# Task objective
Every line that holds "archive" should be shown.

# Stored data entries
━━━━━━━━━━━━━━━━━━━━━━━━━━━━━━

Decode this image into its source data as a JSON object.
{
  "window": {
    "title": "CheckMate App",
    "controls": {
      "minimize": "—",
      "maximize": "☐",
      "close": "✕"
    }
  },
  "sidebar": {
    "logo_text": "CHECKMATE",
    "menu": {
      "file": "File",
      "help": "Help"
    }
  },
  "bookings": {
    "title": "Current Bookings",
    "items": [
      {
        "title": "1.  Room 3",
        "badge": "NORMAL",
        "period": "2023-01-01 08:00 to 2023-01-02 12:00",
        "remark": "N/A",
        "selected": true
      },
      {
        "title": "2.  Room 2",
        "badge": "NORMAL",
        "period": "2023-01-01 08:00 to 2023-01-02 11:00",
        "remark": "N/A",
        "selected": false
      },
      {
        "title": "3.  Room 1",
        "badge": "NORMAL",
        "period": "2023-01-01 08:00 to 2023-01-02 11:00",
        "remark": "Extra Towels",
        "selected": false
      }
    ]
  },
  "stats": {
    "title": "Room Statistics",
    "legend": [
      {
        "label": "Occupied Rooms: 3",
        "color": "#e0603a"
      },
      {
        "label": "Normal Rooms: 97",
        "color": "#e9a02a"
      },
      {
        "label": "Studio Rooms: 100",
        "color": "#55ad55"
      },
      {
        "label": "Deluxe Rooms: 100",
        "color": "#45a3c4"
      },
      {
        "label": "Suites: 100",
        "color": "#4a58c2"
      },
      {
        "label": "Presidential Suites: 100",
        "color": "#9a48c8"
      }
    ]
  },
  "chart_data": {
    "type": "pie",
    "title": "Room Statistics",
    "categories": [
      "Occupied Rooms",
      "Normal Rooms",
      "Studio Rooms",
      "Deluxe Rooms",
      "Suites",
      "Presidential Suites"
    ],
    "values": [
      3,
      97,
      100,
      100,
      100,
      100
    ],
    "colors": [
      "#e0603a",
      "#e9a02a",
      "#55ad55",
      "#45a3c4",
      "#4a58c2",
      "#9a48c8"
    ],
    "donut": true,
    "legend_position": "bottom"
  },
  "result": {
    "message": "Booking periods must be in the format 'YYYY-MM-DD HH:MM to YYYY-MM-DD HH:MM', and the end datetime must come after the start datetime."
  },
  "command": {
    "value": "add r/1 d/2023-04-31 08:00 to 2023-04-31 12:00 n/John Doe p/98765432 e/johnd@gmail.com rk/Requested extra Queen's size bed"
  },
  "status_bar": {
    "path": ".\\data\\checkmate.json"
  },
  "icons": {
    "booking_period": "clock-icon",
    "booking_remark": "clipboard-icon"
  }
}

━━━━━━━━━━━━━━━━━━━━━━━━━━━━━━

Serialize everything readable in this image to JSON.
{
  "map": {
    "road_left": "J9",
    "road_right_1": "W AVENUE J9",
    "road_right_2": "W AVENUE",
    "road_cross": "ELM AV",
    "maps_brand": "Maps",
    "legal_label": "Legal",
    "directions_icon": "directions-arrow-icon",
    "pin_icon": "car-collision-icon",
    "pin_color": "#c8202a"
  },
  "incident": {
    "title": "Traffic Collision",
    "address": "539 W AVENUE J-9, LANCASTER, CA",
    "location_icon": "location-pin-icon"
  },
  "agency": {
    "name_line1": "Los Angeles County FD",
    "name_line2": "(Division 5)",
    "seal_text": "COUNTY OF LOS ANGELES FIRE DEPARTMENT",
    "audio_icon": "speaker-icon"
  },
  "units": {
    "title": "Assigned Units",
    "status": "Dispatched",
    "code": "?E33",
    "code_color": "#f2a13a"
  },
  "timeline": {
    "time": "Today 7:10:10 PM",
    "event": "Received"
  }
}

━━━━━━━━━━━━━━━━━━━━━━━━━━━━━━

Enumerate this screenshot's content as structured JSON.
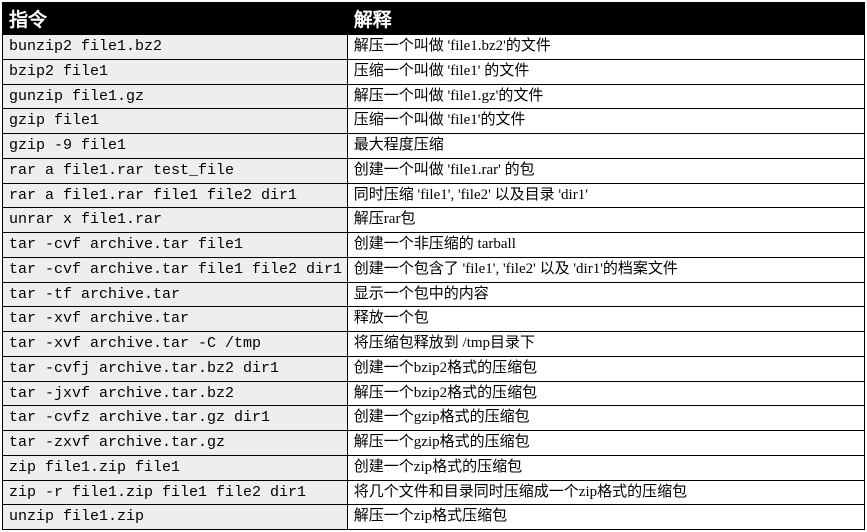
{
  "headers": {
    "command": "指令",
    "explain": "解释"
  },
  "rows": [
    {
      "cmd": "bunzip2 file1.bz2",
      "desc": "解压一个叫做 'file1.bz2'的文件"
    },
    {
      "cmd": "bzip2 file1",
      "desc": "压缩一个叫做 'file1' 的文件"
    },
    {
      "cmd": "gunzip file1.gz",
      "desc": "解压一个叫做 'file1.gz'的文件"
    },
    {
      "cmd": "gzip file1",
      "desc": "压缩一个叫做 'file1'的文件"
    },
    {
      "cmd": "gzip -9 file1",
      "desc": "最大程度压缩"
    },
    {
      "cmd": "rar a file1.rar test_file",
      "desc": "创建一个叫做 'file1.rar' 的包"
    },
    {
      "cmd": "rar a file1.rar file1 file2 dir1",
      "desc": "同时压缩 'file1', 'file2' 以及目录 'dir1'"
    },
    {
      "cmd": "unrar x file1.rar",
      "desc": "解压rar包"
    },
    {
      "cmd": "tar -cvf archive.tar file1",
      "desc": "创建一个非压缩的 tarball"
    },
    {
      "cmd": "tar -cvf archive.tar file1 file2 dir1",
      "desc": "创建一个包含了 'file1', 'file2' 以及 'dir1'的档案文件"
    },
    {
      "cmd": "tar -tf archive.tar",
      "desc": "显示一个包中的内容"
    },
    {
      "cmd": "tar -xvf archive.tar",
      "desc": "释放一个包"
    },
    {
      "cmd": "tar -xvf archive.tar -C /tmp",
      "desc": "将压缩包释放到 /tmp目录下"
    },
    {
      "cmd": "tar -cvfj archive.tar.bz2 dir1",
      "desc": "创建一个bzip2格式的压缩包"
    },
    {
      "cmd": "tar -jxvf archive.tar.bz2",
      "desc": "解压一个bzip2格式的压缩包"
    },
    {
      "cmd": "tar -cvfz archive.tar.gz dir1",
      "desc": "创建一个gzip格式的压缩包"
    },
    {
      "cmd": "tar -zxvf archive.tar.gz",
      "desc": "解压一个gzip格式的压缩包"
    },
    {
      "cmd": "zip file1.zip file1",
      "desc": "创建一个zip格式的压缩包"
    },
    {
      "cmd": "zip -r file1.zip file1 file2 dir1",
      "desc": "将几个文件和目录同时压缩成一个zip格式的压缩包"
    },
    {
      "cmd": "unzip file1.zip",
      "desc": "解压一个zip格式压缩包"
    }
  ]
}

━━━━━━━━━━━━━━━━━━━━━━━━━━━━━━

# Solution for this exercise
      "cmd": "tar -cvf archive.tar file1",
      "cmd": "tar -cvf archive.tar file1 file2 dir1",
      "cmd": "tar -tf archive.tar",
      "cmd": "tar -xvf archive.tar",
      "cmd": "tar -xvf archive.tar -C /tmp",
      "cmd": "tar -cvfj archive.tar.bz2 dir1",
      "cmd": "tar -jxvf archive.tar.bz2",
      "cmd": "tar -cvfz archive.tar.gz dir1",
      "cmd": "tar -zxvf archive.tar.gz",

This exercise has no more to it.